Task ▸
Select and reproduce each line of the listing below that bears the string "Link".

Records for processing ▸

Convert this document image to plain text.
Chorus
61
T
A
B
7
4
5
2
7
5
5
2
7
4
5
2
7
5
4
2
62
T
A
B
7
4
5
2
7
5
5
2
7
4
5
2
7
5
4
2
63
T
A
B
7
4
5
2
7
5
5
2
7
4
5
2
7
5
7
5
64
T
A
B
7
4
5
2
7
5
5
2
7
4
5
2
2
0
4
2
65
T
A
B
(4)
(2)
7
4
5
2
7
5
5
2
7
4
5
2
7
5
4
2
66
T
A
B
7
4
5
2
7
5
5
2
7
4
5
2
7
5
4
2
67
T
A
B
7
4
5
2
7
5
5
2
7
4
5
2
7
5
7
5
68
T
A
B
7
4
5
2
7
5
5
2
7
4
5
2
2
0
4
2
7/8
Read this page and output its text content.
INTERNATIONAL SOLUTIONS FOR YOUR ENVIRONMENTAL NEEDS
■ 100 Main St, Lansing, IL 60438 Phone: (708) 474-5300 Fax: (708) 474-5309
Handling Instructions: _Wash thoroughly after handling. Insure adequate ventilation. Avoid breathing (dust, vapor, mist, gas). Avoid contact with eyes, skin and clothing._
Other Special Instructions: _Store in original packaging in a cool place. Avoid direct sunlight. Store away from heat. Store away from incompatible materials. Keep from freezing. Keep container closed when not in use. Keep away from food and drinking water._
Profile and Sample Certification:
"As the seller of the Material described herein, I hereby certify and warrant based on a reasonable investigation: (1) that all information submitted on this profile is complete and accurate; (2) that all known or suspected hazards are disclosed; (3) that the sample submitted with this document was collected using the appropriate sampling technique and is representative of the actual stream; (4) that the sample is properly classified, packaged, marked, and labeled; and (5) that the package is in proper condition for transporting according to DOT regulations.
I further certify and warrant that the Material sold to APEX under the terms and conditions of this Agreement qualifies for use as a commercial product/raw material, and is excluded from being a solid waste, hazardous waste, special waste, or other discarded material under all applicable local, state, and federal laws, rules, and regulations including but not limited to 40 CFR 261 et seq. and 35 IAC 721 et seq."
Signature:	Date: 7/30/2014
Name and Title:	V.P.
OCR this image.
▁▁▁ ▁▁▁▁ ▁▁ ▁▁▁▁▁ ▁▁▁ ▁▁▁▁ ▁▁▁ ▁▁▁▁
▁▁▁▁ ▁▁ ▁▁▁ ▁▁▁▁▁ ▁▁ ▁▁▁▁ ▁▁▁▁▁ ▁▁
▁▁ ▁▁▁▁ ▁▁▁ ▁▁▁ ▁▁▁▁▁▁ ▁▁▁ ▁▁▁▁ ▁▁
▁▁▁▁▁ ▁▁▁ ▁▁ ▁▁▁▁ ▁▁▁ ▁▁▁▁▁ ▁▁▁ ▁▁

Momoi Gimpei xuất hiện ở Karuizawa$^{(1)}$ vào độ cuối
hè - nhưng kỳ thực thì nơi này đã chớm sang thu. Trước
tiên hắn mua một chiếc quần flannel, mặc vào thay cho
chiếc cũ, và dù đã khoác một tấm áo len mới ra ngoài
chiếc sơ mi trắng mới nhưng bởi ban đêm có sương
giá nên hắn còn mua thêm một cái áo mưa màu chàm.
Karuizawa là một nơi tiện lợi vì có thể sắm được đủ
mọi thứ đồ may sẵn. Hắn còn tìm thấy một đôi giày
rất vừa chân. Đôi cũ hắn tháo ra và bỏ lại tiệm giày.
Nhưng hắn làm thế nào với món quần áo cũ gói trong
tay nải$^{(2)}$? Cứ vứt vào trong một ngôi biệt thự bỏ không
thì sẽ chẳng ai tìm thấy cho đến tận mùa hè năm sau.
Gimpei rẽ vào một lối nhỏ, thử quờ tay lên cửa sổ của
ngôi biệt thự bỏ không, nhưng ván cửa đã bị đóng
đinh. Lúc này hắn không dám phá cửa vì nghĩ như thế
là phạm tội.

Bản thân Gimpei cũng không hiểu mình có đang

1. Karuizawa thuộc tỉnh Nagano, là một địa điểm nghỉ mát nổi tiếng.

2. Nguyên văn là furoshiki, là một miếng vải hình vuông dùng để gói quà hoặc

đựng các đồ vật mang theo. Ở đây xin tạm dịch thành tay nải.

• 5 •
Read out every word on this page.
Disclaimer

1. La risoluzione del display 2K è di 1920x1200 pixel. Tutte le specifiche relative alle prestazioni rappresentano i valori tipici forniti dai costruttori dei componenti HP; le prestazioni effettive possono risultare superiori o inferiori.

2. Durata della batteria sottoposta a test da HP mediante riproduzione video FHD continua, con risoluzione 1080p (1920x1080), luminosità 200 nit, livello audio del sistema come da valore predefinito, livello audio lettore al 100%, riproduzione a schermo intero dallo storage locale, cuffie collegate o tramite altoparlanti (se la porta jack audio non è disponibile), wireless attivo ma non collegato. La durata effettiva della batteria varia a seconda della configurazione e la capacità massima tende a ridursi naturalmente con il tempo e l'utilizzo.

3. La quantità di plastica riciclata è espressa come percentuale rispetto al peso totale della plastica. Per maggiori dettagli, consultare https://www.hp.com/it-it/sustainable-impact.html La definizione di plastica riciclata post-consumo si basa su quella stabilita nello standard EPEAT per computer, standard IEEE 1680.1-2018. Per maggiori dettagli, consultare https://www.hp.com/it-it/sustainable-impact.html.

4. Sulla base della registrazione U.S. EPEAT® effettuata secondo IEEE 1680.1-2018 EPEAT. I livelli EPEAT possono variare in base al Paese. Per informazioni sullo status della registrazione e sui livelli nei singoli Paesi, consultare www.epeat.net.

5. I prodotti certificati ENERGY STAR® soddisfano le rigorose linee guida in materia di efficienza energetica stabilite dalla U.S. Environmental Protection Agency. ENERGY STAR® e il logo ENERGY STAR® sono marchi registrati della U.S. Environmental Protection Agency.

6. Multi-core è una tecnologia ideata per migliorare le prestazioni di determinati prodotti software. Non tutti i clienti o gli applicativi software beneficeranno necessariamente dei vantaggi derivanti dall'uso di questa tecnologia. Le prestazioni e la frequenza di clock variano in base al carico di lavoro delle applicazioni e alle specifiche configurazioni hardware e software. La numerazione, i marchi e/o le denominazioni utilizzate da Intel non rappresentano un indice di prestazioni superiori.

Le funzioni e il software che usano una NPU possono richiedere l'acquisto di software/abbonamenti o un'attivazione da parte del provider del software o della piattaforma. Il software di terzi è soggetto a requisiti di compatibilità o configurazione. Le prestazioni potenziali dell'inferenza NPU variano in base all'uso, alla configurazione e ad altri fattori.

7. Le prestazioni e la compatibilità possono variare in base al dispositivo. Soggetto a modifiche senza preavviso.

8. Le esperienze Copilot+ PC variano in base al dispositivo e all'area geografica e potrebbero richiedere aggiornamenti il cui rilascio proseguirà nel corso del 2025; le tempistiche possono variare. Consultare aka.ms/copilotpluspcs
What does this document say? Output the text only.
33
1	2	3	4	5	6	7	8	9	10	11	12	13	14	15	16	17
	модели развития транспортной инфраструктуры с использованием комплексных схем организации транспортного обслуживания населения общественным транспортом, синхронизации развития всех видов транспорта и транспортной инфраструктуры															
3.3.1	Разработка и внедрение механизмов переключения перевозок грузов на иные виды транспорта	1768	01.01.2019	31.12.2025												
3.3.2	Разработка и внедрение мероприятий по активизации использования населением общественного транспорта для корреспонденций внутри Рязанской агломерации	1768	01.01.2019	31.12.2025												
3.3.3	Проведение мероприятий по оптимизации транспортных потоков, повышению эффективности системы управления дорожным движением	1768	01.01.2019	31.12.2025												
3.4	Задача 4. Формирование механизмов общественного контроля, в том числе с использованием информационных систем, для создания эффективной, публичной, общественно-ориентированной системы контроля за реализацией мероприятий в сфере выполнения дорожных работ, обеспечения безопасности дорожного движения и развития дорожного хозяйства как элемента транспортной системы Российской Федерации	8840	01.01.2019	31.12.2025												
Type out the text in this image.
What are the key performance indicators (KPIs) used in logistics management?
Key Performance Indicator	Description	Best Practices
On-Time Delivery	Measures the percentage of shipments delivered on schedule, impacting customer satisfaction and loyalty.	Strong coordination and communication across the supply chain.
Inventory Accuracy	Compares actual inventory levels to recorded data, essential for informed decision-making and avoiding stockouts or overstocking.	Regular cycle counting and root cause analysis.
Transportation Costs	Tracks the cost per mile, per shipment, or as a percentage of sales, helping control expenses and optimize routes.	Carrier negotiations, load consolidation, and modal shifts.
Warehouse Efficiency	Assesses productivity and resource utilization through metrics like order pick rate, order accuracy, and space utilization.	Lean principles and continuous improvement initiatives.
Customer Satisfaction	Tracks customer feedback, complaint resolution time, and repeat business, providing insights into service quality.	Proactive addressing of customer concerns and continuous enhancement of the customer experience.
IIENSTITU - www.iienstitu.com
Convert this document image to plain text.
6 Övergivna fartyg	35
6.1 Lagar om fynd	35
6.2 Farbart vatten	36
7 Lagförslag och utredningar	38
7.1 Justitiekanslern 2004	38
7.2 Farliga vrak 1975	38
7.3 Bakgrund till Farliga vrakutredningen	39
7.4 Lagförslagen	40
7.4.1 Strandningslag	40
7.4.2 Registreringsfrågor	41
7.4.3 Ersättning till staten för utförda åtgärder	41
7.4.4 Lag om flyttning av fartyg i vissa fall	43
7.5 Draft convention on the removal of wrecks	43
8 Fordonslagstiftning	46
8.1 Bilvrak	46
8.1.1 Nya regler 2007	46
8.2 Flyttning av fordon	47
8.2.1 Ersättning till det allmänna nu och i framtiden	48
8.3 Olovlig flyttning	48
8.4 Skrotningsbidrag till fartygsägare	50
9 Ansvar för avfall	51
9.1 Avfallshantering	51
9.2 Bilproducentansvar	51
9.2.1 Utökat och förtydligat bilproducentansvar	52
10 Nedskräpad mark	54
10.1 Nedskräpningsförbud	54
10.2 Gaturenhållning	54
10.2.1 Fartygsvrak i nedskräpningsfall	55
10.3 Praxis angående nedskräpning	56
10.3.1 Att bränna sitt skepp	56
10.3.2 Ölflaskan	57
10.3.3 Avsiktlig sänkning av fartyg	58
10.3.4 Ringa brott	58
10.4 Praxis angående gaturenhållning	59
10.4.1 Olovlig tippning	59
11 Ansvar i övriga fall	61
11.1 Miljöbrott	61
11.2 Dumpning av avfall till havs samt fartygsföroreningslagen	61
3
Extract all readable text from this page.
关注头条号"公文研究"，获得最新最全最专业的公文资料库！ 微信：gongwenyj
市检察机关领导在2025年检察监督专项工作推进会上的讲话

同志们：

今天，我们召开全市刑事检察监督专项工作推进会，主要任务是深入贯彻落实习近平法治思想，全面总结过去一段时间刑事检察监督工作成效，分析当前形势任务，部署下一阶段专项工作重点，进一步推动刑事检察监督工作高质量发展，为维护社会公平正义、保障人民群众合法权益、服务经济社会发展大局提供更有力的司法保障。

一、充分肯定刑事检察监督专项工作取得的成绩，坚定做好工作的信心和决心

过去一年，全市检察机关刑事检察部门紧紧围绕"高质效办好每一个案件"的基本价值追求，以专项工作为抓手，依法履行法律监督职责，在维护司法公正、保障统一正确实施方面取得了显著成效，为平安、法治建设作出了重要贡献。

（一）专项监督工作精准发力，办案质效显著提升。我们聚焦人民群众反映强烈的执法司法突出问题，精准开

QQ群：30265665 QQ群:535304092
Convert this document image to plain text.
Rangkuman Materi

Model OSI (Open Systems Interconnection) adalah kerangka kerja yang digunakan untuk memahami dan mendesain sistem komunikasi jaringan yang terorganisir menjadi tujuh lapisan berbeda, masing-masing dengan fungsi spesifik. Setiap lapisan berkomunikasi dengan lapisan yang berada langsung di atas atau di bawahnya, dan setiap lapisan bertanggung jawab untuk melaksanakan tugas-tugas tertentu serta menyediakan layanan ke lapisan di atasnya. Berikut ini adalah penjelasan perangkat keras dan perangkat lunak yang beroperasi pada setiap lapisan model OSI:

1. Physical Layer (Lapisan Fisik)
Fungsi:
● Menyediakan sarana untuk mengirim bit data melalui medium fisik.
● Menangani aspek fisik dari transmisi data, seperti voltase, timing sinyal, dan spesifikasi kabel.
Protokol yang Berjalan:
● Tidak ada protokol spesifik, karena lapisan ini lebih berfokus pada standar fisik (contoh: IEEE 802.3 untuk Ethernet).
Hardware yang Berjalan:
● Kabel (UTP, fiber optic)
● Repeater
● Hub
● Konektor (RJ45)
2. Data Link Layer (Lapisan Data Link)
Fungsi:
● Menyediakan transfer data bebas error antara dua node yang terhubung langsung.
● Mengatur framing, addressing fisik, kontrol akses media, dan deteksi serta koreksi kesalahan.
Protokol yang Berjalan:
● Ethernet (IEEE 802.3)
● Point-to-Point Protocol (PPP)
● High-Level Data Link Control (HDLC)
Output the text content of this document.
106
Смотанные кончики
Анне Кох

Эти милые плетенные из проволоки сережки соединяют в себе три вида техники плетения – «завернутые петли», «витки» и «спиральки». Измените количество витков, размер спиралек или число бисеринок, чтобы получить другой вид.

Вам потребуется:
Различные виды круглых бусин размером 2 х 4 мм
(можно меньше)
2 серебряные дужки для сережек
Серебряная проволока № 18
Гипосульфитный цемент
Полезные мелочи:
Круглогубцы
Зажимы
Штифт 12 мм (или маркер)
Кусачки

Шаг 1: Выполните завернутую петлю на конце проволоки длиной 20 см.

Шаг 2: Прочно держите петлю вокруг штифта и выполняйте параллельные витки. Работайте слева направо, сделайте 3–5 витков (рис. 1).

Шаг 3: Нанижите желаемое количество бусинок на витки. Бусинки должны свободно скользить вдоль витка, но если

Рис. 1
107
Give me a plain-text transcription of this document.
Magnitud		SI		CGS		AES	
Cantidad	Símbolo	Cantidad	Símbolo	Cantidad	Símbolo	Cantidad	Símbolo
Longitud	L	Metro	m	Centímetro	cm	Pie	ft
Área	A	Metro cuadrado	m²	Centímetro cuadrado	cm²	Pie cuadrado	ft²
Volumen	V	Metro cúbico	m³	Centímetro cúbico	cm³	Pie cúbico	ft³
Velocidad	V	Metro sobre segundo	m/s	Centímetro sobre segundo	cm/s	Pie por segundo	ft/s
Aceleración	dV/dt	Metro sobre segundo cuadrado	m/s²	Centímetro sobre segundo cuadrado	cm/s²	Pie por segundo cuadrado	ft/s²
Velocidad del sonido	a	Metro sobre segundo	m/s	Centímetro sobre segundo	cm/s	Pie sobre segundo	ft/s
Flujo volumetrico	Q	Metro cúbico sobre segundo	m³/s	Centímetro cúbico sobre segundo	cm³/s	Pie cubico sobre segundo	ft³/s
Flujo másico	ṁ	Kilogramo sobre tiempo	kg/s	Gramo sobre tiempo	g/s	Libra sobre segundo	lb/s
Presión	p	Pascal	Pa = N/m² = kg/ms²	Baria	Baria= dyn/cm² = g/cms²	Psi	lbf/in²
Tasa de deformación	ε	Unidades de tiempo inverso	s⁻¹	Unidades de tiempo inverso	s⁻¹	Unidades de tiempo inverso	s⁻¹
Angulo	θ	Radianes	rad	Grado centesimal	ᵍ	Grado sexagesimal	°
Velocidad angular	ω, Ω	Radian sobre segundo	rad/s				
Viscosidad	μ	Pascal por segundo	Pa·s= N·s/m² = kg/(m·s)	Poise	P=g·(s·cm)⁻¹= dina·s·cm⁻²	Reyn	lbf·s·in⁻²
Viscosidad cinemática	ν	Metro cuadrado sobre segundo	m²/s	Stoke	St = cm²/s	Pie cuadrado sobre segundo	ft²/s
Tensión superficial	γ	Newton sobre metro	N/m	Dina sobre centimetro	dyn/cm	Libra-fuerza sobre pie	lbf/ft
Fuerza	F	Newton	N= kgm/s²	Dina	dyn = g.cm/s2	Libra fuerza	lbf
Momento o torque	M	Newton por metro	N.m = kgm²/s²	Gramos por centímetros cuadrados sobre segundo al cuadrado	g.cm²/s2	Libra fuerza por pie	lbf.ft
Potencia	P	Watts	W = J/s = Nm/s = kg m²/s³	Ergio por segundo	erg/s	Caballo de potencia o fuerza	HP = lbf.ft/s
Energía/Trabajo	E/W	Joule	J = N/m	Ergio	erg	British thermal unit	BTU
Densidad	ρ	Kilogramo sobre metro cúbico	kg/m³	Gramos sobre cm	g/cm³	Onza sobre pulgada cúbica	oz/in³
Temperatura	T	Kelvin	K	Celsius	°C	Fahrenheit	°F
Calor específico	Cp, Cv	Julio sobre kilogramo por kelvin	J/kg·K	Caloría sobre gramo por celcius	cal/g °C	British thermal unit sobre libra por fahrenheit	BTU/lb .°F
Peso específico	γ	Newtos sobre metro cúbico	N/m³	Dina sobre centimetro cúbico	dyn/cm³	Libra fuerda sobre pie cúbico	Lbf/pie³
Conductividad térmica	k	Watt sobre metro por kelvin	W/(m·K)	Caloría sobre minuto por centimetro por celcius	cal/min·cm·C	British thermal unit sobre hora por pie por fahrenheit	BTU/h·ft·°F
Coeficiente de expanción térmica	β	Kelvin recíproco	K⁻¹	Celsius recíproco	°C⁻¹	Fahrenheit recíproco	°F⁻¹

Output below ▸
2. Data Link Layer (Lapisan Data Link)
● High-Level Data Link Control (HDLC)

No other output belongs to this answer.